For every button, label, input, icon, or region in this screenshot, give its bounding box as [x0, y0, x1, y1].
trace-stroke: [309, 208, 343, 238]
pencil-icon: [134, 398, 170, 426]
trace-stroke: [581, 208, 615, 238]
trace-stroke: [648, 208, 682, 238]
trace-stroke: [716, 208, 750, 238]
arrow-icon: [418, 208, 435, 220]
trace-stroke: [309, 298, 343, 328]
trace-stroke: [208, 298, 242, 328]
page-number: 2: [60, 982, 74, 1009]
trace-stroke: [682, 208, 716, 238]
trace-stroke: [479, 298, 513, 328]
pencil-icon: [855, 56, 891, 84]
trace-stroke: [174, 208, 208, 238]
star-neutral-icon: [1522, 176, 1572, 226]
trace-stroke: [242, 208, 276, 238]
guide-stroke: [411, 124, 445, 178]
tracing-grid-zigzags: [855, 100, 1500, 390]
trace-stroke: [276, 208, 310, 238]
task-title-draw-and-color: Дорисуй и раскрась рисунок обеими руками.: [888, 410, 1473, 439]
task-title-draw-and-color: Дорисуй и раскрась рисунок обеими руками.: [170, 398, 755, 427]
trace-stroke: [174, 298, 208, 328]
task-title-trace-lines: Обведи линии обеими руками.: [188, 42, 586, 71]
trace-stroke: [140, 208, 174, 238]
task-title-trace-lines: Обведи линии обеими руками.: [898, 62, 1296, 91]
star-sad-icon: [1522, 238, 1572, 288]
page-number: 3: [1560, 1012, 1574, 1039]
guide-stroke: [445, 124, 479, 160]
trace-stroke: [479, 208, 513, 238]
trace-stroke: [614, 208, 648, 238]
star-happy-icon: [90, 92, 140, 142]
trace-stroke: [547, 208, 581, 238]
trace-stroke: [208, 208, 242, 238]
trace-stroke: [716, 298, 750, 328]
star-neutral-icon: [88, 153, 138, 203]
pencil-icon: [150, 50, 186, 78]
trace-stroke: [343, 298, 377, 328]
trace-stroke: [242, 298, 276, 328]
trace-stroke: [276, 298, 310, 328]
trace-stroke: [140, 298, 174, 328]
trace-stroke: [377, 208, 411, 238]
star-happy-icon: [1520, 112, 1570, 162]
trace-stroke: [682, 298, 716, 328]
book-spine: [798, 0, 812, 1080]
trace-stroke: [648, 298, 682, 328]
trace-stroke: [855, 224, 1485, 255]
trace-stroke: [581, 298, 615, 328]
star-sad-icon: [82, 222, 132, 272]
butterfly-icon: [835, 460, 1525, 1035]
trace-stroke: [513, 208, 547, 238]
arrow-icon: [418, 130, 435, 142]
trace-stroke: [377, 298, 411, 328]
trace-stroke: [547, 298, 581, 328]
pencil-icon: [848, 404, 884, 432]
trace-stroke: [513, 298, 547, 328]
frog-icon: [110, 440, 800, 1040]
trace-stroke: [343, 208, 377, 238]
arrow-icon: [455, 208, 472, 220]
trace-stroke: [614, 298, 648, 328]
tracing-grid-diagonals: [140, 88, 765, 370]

> _TO DO_:
Please show each line of the data above that contains the string "grid".

> _RESPONSE TO THE EXERCISE_:
tracing-grid-zigzags: [855, 100, 1500, 390]
tracing-grid-diagonals: [140, 88, 765, 370]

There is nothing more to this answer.